> _What you will do_:
Gather each line of the records where "باید" appears.

> _Stored data_:
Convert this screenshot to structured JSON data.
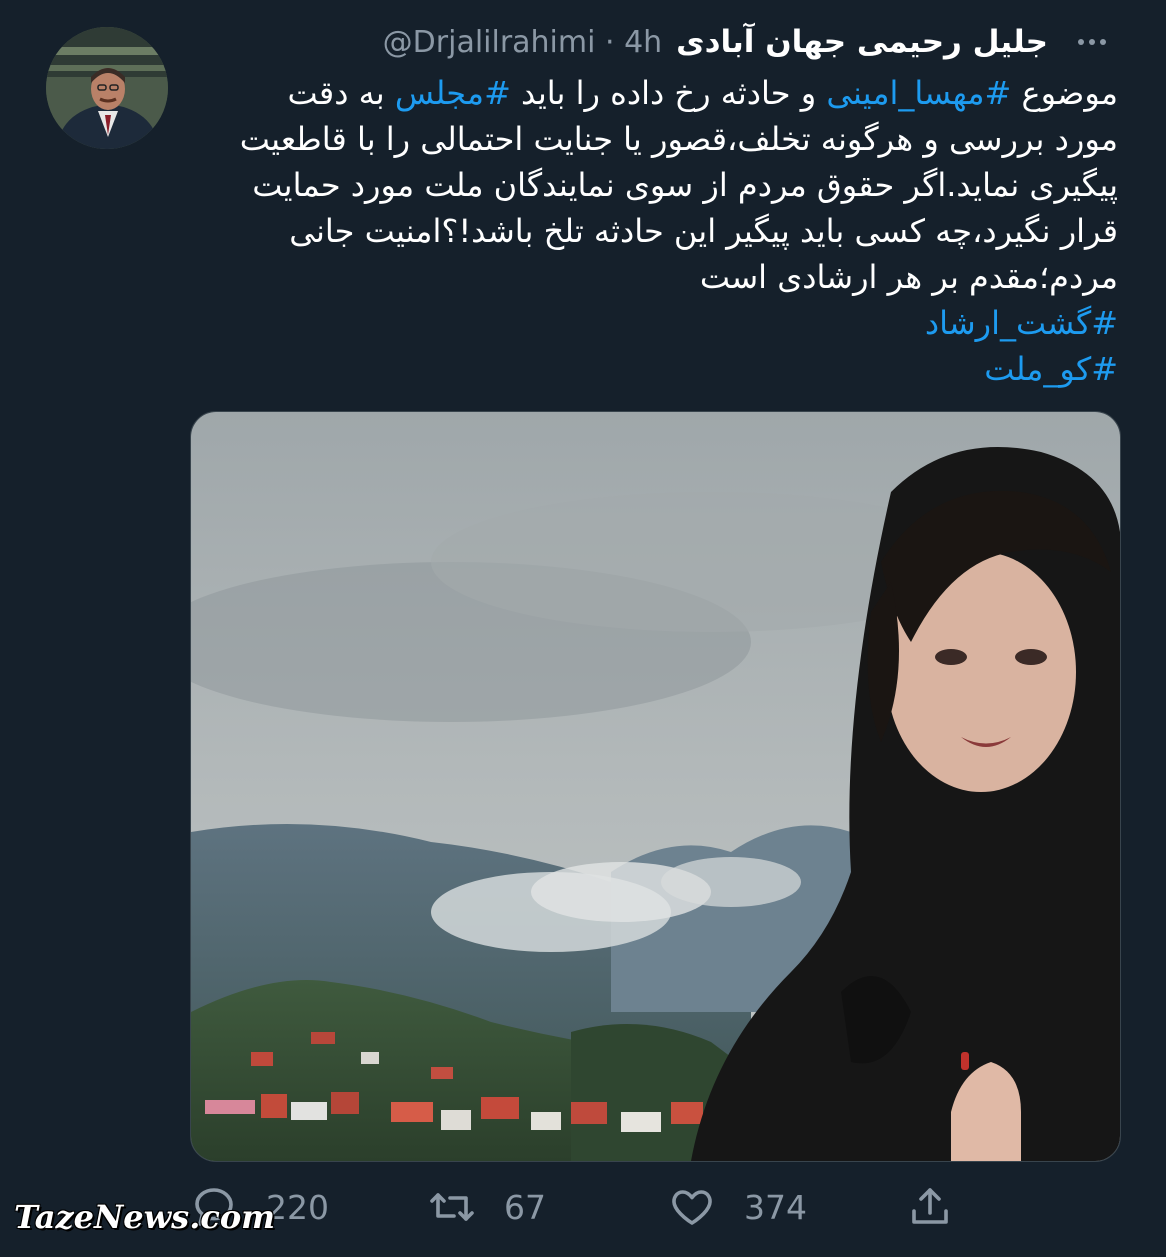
{
  "tweet": {
    "display_name": "جلیل رحیمی جهان آبادی",
    "handle_time": "@Drjalilrahimi · 4h",
    "lines": [
      [
        {
          "t": "موضوع ",
          "h": false
        },
        {
          "t": "#مهسا_امینی",
          "h": true
        },
        {
          "t": " و حادثه رخ داده را باید ",
          "h": false
        },
        {
          "t": "#مجلس",
          "h": true
        },
        {
          "t": " به دقت",
          "h": false
        }
      ],
      [
        {
          "t": "مورد بررسی و هرگونه تخلف،قصور یا جنایت احتمالی را با قاطعیت",
          "h": false
        }
      ],
      [
        {
          "t": "پیگیری نماید.اگر حقوق مردم از سوی نمایندگان ملت مورد حمایت",
          "h": false
        }
      ],
      [
        {
          "t": "قرار نگیرد،چه کسی باید پیگیر این حادثه تلخ باشد!؟امنیت جانی",
          "h": false
        }
      ],
      [
        {
          "t": "مردم؛مقدم بر هر ارشادی است",
          "h": false
        }
      ],
      [
        {
          "t": "#گشت_ارشاد",
          "h": true
        }
      ],
      [
        {
          "t": "#کو_ملت",
          "h": true
        }
      ]
    ]
  },
  "actions": {
    "reply_count": "220",
    "retweet_count": "67",
    "like_count": "374"
  },
  "icons": {
    "more": "more-horizontal-icon",
    "reply": "reply-icon",
    "retweet": "retweet-icon",
    "like": "heart-icon",
    "share": "share-icon"
  },
  "colors": {
    "background": "#15202b",
    "text": "#ffffff",
    "secondary": "#8b98a5",
    "hashtag": "#1d9bf0"
  },
  "watermark": "TazeNews.com"
}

> _Result_:
          "t": " و حادثه رخ داده را باید ",
          "t": "قرار نگیرد،چه کسی باید پیگیر این حادثه تلخ باشد!؟امنیت جانی",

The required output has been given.